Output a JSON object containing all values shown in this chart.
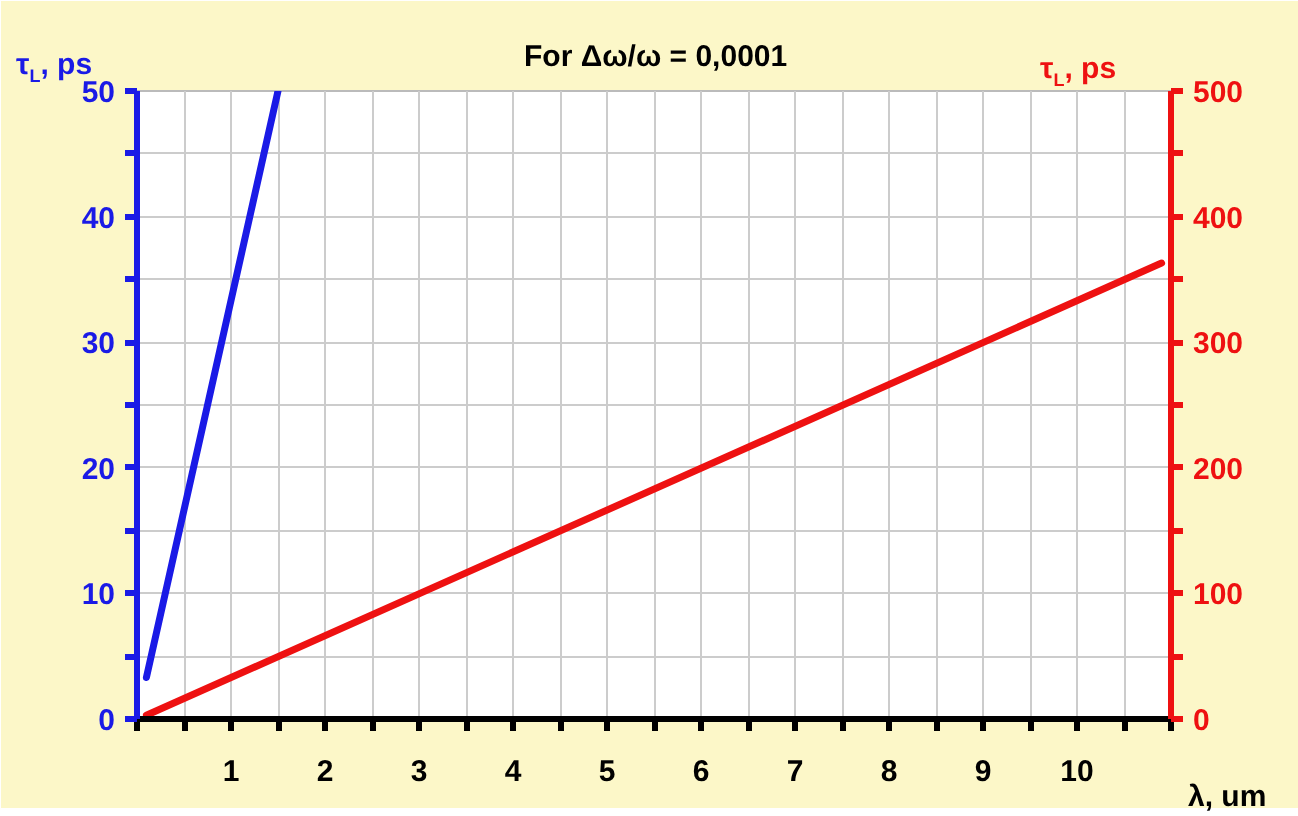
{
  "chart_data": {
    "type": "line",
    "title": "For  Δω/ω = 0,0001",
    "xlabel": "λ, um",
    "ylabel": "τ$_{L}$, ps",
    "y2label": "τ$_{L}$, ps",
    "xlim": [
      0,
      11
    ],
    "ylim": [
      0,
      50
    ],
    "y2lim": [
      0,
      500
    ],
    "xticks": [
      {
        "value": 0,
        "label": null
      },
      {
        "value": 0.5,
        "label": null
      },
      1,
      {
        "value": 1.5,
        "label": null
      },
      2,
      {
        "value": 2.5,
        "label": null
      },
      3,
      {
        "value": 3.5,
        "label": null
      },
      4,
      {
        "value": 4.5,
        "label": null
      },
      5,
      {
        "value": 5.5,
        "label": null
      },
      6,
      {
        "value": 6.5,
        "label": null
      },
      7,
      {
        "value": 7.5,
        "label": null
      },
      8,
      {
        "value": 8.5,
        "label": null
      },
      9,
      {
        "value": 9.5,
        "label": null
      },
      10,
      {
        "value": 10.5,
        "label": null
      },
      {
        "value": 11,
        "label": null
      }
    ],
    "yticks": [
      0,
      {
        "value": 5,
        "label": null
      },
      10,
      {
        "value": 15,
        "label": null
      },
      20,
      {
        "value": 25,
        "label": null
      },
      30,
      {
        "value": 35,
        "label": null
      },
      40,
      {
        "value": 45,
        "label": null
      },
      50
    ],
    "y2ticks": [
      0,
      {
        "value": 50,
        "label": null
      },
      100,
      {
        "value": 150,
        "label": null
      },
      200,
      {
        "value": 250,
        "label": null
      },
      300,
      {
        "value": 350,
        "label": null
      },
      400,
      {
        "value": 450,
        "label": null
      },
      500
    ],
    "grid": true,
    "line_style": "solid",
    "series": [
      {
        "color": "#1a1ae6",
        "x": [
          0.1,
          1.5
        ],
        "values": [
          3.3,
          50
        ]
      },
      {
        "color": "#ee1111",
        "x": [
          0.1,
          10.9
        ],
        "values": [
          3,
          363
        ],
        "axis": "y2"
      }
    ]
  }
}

════════════════

> [WORK TO DO]:
Repeat the material verbatim. Do not carry over any picture.

> [TASK OUTPUT]:
Output a JSON object containing all values shown in this chart.
{
  "chart_data": {
    "type": "line",
    "title": "For  Δω/ω = 0,0001",
    "xlabel": "λ, um",
    "ylabel": "τ$_{L}$, ps",
    "y2label": "τ$_{L}$, ps",
    "xlim": [
      0,
      11
    ],
    "ylim": [
      0,
      50
    ],
    "y2lim": [
      0,
      500
    ],
    "xticks": [
      {
        "value": 0,
        "label": null
      },
      {
        "value": 0.5,
        "label": null
      },
      1,
      {
        "value": 1.5,
        "label": null
      },
      2,
      {
        "value": 2.5,
        "label": null
      },
      3,
      {
        "value": 3.5,
        "label": null
      },
      4,
      {
        "value": 4.5,
        "label": null
      },
      5,
      {
        "value": 5.5,
        "label": null
      },
      6,
      {
        "value": 6.5,
        "label": null
      },
      7,
      {
        "value": 7.5,
        "label": null
      },
      8,
      {
        "value": 8.5,
        "label": null
      },
      9,
      {
        "value": 9.5,
        "label": null
      },
      10,
      {
        "value": 10.5,
        "label": null
      },
      {
        "value": 11,
        "label": null
      }
    ],
    "yticks": [
      0,
      {
        "value": 5,
        "label": null
      },
      10,
      {
        "value": 15,
        "label": null
      },
      20,
      {
        "value": 25,
        "label": null
      },
      30,
      {
        "value": 35,
        "label": null
      },
      40,
      {
        "value": 45,
        "label": null
      },
      50
    ],
    "y2ticks": [
      0,
      {
        "value": 50,
        "label": null
      },
      100,
      {
        "value": 150,
        "label": null
      },
      200,
      {
        "value": 250,
        "label": null
      },
      300,
      {
        "value": 350,
        "label": null
      },
      400,
      {
        "value": 450,
        "label": null
      },
      500
    ],
    "grid": true,
    "line_style": "solid",
    "series": [
      {
        "color": "#1a1ae6",
        "x": [
          0.1,
          1.5
        ],
        "values": [
          3.3,
          50
        ]
      },
      {
        "color": "#ee1111",
        "x": [
          0.1,
          10.9
        ],
        "values": [
          3,
          363
        ],
        "axis": "y2"
      }
    ]
  }
}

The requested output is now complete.